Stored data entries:
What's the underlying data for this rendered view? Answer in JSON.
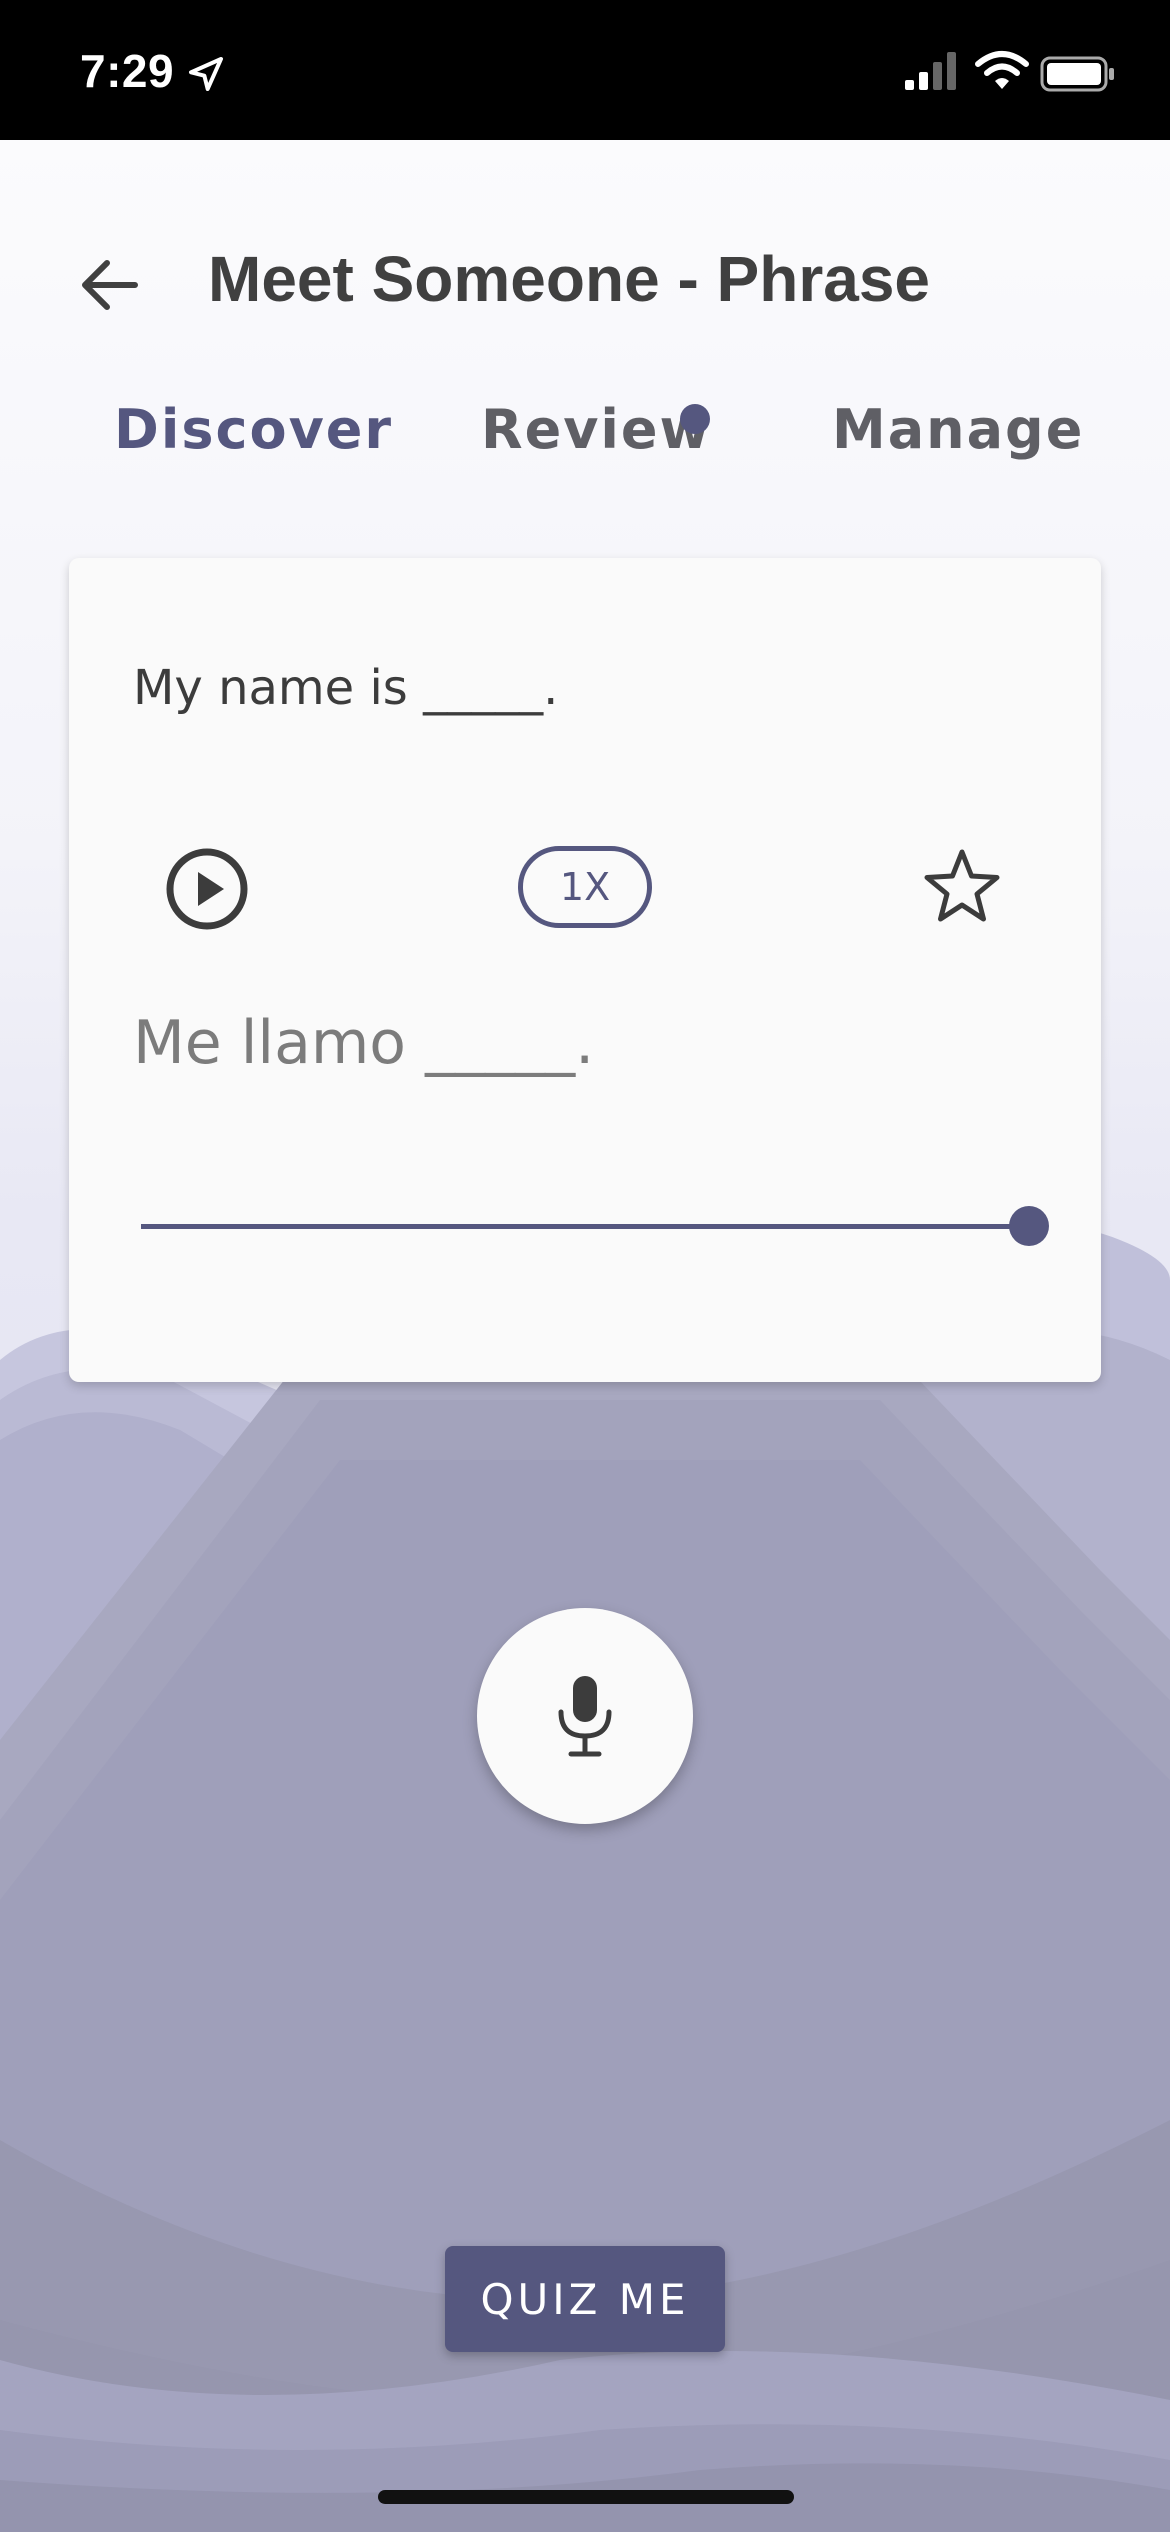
{
  "status_bar": {
    "time": "7:29",
    "icons": [
      "location-arrow-icon",
      "cellular-signal-icon",
      "wifi-icon",
      "battery-icon"
    ]
  },
  "header": {
    "back_icon": "arrow-left-icon",
    "title": "Meet Someone - Phrase"
  },
  "tabs": [
    {
      "label": "Discover",
      "active": true
    },
    {
      "label": "Review",
      "has_notification_dot": true
    },
    {
      "label": "Manage"
    }
  ],
  "card": {
    "phrase_en": "My name is _____.",
    "play_icon": "play-circle-icon",
    "speed_label": "1X",
    "favorite_icon": "star-outline-icon",
    "phrase_es": "Me llamo _____.",
    "playback_progress": 1.0
  },
  "mic_icon": "microphone-icon",
  "quiz_button_label": "QUIZ ME",
  "colors": {
    "accent": "#55577f",
    "title_text": "#404040",
    "card_bg": "#fafafa",
    "mountain_light": "#b8b8d4",
    "mountain_mid": "#a0a0bc",
    "mountain_dark": "#9090aa"
  }
}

● DESCRIPTION OF THE TASK: Write out the entries again, exactly as given, skipping any images.

● RESPONSE TO THIS EXERCISE:
What's the underlying data for this rendered view? Answer in JSON.
{
  "status_bar": {
    "time": "7:29",
    "icons": [
      "location-arrow-icon",
      "cellular-signal-icon",
      "wifi-icon",
      "battery-icon"
    ]
  },
  "header": {
    "back_icon": "arrow-left-icon",
    "title": "Meet Someone - Phrase"
  },
  "tabs": [
    {
      "label": "Discover",
      "active": true
    },
    {
      "label": "Review",
      "has_notification_dot": true
    },
    {
      "label": "Manage"
    }
  ],
  "card": {
    "phrase_en": "My name is _____.",
    "play_icon": "play-circle-icon",
    "speed_label": "1X",
    "favorite_icon": "star-outline-icon",
    "phrase_es": "Me llamo _____.",
    "playback_progress": 1.0
  },
  "mic_icon": "microphone-icon",
  "quiz_button_label": "QUIZ ME",
  "colors": {
    "accent": "#55577f",
    "title_text": "#404040",
    "card_bg": "#fafafa",
    "mountain_light": "#b8b8d4",
    "mountain_mid": "#a0a0bc",
    "mountain_dark": "#9090aa"
  }
}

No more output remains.